### TASK DETAILS
Extract every line of the records below that contains the string "europe".

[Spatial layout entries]
++++

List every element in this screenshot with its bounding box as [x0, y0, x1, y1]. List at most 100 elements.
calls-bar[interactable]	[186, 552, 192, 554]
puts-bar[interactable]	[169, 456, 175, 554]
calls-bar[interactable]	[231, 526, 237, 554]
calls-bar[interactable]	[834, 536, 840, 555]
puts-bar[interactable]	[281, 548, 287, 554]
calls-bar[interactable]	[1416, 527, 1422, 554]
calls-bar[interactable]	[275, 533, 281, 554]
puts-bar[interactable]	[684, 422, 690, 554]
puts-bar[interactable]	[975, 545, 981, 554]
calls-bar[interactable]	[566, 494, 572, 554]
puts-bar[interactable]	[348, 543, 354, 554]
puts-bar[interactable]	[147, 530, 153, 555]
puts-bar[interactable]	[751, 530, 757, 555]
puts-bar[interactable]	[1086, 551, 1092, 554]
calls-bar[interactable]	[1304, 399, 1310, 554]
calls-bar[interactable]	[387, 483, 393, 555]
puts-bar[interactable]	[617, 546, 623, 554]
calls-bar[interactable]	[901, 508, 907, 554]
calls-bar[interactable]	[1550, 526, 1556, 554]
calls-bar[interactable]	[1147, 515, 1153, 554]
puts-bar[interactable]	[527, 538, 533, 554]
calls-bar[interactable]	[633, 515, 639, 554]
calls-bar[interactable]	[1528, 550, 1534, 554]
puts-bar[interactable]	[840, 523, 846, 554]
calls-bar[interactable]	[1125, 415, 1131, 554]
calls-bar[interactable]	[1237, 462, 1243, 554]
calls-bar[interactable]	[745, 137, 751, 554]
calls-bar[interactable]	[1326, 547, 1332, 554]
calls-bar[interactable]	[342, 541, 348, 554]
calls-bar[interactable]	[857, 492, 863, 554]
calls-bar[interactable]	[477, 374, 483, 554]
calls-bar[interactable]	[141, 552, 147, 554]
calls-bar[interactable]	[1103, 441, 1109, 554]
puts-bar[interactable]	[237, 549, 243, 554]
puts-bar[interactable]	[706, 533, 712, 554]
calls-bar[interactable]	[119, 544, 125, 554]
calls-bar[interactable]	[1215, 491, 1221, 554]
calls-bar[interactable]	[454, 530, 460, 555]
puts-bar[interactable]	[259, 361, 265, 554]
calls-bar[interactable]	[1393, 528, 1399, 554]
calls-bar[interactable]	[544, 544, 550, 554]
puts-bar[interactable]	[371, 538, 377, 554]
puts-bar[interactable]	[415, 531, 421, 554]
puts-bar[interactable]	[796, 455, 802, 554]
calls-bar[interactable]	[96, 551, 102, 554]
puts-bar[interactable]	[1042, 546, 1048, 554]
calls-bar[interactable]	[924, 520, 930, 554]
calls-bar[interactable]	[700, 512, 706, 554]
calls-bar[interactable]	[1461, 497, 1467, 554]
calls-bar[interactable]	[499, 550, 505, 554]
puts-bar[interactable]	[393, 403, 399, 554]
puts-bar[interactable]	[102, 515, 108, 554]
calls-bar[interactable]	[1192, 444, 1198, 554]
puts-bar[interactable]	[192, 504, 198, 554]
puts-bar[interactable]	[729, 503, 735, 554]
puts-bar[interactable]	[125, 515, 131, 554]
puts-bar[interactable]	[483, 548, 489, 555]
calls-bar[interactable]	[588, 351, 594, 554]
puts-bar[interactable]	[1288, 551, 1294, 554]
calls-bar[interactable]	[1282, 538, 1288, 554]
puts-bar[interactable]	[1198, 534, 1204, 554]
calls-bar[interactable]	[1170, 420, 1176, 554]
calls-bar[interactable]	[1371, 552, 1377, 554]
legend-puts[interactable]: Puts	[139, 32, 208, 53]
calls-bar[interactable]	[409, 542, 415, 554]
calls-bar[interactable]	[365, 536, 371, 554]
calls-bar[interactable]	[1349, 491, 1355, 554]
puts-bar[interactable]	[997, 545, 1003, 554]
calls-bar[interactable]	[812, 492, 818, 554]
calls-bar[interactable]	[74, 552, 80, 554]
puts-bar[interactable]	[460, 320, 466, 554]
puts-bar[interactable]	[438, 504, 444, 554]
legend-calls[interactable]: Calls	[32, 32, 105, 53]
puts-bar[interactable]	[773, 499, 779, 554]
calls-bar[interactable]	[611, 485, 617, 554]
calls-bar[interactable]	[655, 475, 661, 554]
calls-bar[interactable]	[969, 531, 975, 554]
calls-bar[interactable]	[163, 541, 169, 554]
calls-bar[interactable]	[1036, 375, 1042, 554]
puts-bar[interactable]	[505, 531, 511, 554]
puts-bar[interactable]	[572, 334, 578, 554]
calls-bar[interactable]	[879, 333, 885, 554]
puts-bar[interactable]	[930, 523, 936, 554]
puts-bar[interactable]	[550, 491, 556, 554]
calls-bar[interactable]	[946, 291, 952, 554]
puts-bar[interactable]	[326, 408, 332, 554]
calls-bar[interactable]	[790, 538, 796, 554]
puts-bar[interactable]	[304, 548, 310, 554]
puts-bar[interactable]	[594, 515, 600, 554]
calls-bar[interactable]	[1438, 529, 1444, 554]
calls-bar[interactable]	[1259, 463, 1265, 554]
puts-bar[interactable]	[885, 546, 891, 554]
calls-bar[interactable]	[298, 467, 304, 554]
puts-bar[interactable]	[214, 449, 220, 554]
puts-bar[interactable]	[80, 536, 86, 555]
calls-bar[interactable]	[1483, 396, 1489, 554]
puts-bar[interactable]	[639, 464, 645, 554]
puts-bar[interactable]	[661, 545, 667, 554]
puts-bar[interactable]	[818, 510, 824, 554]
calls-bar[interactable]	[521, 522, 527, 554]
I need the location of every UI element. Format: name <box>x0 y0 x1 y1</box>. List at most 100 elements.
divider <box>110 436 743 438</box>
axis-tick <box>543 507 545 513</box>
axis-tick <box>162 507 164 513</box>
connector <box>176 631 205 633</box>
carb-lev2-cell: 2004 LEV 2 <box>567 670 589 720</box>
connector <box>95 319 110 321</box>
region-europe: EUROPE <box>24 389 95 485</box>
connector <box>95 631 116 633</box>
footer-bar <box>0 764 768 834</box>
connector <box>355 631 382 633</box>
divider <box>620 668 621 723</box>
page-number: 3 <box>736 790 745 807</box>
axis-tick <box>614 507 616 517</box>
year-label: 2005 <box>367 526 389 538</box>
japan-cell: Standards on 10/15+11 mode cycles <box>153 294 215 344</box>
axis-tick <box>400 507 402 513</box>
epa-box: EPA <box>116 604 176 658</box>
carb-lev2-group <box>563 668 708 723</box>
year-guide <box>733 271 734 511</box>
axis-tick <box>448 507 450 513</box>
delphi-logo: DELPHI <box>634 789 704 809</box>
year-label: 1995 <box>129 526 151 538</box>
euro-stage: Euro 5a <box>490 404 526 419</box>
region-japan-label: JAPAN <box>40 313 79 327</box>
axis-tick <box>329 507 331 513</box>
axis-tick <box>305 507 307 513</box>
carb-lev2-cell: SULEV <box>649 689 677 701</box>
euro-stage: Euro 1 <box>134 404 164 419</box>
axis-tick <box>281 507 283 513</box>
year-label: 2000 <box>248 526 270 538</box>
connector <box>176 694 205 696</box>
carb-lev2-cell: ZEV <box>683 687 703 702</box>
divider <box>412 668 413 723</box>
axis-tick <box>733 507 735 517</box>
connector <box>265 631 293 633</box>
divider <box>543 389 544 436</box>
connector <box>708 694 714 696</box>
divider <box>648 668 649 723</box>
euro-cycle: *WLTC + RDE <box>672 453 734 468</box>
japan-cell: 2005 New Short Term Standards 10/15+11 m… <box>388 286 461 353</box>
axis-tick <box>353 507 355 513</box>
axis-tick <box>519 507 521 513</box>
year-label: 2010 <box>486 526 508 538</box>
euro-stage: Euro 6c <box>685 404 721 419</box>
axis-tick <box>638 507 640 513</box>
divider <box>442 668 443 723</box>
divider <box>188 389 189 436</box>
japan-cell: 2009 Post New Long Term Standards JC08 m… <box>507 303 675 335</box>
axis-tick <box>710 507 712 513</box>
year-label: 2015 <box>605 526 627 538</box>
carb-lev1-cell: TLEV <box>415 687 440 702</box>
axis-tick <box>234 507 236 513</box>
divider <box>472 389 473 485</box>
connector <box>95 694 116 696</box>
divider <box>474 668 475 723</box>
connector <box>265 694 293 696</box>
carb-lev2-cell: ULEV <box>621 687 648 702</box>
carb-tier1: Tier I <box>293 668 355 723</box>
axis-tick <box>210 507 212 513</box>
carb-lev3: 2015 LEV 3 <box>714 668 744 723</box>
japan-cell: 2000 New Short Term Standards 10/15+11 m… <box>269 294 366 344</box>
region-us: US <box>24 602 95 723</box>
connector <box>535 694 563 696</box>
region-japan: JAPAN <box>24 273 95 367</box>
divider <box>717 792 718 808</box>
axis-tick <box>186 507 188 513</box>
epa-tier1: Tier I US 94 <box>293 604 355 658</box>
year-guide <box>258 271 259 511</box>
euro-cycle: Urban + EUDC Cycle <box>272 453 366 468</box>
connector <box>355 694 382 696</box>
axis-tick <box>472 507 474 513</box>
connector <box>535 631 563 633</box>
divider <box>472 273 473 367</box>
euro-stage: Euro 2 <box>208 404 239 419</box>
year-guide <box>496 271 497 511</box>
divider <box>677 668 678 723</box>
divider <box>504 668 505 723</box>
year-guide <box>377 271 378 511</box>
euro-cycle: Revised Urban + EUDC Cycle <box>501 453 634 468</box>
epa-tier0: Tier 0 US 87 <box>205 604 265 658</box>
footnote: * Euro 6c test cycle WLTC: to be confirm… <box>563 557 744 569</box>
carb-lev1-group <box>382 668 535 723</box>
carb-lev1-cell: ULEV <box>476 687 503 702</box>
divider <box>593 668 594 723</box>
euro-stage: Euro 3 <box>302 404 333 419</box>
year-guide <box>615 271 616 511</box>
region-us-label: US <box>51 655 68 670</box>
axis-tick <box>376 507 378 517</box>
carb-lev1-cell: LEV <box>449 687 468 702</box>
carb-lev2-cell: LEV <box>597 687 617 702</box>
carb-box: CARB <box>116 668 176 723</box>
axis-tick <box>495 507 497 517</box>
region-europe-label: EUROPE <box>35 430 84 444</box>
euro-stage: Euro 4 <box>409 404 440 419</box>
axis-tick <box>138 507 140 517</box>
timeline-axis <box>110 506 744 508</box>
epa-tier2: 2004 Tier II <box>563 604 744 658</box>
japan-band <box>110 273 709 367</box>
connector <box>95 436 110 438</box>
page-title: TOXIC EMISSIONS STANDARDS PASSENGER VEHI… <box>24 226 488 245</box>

++++

### ANSWER FOR THE TASK
region-europe: EUROPE <box>24 389 95 485</box>
region-europe-label: EUROPE <box>35 430 84 444</box>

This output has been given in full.